Direction
Would you write out the listing verbatim and skip every picture in it?

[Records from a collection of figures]
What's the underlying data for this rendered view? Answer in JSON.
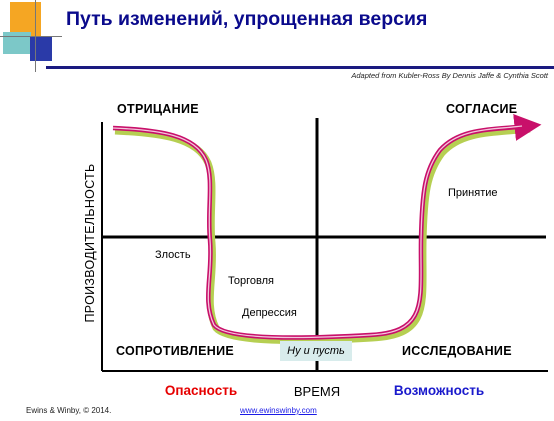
{
  "header": {
    "title": "Путь изменений, упрощенная версия",
    "credit": "Adapted from Kubler-Ross By Dennis Jaffe & Cynthia Scott"
  },
  "diagram": {
    "y_axis_label": "ПРОИЗВОДИТЕЛЬНОСТЬ",
    "x_axis_label": "ВРЕМЯ",
    "quadrants": {
      "top_left": "ОТРИЦАНИЕ",
      "top_right": "СОГЛАСИЕ",
      "bottom_left": "СОПРОТИВЛЕНИЕ",
      "bottom_right": "ИССЛЕДОВАНИЕ"
    },
    "stages": {
      "anger": "Злость",
      "bargaining": "Торговля",
      "depression": "Депрессия",
      "let_go": "Ну и пусть",
      "acceptance": "Принятие"
    },
    "bottom_left_label": "Опасность",
    "bottom_right_label": "Возможность",
    "colors": {
      "curve": "#c8106a",
      "curve_highlight": "#f4c6dc",
      "curve_shadow": "#b6cf52",
      "danger": "#e60000",
      "opportunity": "#1a1acc"
    }
  },
  "footer": {
    "copyright": "Ewins & Winby, © 2014.",
    "website": "www.ewinswinby.com"
  }
}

Written solution
What's the underlying data for this rendered view? Answer in JSON.
{
  "header": {
    "title": "Путь изменений, упрощенная версия",
    "credit": "Adapted from Kubler-Ross By Dennis Jaffe & Cynthia Scott"
  },
  "diagram": {
    "y_axis_label": "ПРОИЗВОДИТЕЛЬНОСТЬ",
    "x_axis_label": "ВРЕМЯ",
    "quadrants": {
      "top_left": "ОТРИЦАНИЕ",
      "top_right": "СОГЛАСИЕ",
      "bottom_left": "СОПРОТИВЛЕНИЕ",
      "bottom_right": "ИССЛЕДОВАНИЕ"
    },
    "stages": {
      "anger": "Злость",
      "bargaining": "Торговля",
      "depression": "Депрессия",
      "let_go": "Ну и пусть",
      "acceptance": "Принятие"
    },
    "bottom_left_label": "Опасность",
    "bottom_right_label": "Возможность",
    "colors": {
      "curve": "#c8106a",
      "curve_highlight": "#f4c6dc",
      "curve_shadow": "#b6cf52",
      "danger": "#e60000",
      "opportunity": "#1a1acc"
    }
  },
  "footer": {
    "copyright": "Ewins & Winby, © 2014.",
    "website": "www.ewinswinby.com"
  }
}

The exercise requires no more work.